**Data entries**
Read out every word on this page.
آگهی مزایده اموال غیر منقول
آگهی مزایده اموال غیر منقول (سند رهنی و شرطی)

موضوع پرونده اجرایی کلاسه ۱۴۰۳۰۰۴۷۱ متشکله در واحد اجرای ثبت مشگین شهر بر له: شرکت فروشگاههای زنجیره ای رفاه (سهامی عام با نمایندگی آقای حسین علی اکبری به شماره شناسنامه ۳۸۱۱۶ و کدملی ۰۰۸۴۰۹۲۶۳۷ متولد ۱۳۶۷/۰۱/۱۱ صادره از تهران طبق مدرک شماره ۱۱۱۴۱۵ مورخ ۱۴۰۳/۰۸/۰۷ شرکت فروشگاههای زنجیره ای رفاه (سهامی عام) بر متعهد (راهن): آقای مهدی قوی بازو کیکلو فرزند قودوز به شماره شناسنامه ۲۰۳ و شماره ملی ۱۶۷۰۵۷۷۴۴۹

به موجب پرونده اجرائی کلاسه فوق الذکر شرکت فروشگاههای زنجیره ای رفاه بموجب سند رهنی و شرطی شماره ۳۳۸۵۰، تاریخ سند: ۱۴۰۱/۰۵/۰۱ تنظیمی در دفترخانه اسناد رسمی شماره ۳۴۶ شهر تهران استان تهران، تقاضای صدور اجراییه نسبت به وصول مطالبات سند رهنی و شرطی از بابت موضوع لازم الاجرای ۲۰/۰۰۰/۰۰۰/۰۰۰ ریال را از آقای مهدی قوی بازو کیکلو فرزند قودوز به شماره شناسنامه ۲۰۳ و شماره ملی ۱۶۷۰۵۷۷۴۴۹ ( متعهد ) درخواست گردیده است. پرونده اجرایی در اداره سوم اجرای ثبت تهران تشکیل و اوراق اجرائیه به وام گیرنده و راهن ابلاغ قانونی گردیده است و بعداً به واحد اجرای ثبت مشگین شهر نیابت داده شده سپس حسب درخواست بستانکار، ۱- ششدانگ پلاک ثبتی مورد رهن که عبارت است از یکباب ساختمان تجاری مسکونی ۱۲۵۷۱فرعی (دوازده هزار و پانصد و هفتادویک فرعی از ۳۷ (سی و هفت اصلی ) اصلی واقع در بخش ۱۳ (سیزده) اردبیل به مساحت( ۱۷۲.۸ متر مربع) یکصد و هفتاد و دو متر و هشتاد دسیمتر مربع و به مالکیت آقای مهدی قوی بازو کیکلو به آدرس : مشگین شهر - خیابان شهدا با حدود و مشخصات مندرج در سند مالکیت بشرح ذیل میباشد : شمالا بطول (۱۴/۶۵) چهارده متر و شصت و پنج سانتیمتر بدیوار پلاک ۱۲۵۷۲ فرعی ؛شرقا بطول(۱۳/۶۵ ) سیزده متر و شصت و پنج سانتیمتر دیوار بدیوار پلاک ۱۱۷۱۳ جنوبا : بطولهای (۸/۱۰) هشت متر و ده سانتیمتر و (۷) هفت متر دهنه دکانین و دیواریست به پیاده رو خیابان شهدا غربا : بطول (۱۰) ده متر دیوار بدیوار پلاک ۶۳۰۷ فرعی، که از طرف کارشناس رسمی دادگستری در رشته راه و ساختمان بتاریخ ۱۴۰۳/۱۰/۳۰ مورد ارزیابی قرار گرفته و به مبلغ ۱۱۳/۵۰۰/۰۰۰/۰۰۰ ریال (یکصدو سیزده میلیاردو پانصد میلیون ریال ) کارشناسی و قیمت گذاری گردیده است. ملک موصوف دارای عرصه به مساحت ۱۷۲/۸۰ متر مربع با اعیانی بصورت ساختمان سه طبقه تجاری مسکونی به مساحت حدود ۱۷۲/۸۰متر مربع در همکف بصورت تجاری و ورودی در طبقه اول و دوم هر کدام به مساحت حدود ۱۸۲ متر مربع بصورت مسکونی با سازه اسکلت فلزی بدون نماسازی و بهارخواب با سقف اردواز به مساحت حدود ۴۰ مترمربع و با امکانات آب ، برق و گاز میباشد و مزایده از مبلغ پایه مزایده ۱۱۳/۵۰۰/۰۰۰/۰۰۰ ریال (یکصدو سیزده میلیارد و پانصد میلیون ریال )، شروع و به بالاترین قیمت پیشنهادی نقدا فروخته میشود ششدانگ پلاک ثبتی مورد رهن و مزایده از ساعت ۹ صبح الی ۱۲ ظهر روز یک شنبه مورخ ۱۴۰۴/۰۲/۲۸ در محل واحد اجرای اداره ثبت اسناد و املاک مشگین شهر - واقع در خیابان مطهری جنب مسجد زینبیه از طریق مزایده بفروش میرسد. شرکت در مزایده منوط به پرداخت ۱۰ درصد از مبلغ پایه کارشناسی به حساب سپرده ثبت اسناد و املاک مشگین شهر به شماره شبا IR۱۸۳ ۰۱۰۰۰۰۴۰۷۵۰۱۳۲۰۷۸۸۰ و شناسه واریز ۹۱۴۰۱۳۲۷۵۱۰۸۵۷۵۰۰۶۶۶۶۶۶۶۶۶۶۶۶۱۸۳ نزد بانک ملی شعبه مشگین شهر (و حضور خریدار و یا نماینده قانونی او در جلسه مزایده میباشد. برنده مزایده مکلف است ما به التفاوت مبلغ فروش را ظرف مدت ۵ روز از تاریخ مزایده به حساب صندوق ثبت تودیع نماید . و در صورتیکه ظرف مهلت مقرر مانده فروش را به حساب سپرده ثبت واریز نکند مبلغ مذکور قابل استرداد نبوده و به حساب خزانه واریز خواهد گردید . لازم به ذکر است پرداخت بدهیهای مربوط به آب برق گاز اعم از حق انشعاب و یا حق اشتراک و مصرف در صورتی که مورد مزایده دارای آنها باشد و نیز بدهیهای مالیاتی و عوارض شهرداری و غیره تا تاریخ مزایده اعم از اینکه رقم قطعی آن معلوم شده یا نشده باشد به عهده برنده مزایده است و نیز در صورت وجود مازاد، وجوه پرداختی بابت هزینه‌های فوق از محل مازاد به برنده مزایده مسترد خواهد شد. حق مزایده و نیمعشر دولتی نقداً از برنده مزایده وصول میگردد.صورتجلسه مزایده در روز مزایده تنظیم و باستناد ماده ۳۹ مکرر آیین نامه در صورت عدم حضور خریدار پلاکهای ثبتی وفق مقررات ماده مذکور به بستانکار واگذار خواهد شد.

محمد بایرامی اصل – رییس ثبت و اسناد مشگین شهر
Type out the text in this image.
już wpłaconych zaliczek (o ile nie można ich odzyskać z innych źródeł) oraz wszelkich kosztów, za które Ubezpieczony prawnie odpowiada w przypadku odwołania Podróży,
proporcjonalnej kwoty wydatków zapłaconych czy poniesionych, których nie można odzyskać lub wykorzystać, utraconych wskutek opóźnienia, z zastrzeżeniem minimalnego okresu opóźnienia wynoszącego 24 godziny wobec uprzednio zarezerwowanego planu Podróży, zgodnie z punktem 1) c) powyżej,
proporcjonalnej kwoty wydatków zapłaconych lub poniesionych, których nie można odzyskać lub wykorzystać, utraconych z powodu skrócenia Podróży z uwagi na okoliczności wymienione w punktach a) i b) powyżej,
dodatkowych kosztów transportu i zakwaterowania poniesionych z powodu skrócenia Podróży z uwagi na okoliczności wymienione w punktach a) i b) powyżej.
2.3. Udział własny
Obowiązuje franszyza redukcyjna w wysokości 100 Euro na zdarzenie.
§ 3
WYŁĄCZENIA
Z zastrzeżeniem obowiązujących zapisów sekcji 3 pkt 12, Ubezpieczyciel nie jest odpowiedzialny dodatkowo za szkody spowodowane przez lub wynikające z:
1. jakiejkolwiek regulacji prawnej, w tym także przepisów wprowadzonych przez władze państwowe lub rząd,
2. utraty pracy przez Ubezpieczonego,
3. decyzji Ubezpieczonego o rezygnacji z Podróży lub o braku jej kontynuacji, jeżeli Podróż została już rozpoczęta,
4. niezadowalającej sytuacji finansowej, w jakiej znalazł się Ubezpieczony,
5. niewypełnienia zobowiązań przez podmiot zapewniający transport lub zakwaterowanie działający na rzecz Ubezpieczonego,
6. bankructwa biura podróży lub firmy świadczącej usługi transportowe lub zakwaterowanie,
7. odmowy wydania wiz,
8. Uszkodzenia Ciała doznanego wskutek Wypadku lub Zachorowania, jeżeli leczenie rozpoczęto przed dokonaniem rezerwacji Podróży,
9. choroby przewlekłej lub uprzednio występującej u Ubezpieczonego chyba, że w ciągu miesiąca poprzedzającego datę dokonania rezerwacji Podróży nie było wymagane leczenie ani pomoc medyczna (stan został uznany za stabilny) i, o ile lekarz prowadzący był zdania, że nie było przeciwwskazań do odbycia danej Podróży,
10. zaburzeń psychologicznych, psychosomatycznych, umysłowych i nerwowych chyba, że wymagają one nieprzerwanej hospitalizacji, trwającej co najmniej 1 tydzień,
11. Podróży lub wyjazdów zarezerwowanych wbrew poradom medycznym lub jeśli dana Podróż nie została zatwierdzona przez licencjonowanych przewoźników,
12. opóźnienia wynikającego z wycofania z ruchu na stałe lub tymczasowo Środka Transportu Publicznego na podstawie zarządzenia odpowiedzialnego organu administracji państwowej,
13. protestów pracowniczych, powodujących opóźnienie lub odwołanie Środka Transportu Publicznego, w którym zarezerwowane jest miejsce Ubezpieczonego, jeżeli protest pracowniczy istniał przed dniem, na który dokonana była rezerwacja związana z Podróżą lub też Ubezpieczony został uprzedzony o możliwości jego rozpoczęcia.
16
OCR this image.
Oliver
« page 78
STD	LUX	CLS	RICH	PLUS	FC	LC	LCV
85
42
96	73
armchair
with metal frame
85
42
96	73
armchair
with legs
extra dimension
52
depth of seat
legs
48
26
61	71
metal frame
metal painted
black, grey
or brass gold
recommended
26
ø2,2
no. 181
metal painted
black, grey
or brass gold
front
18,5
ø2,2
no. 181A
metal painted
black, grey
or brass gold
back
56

**Task goal**
Collect each line holding the string "page".

**Output for this exercise**
Read out every word on this page.
« page 78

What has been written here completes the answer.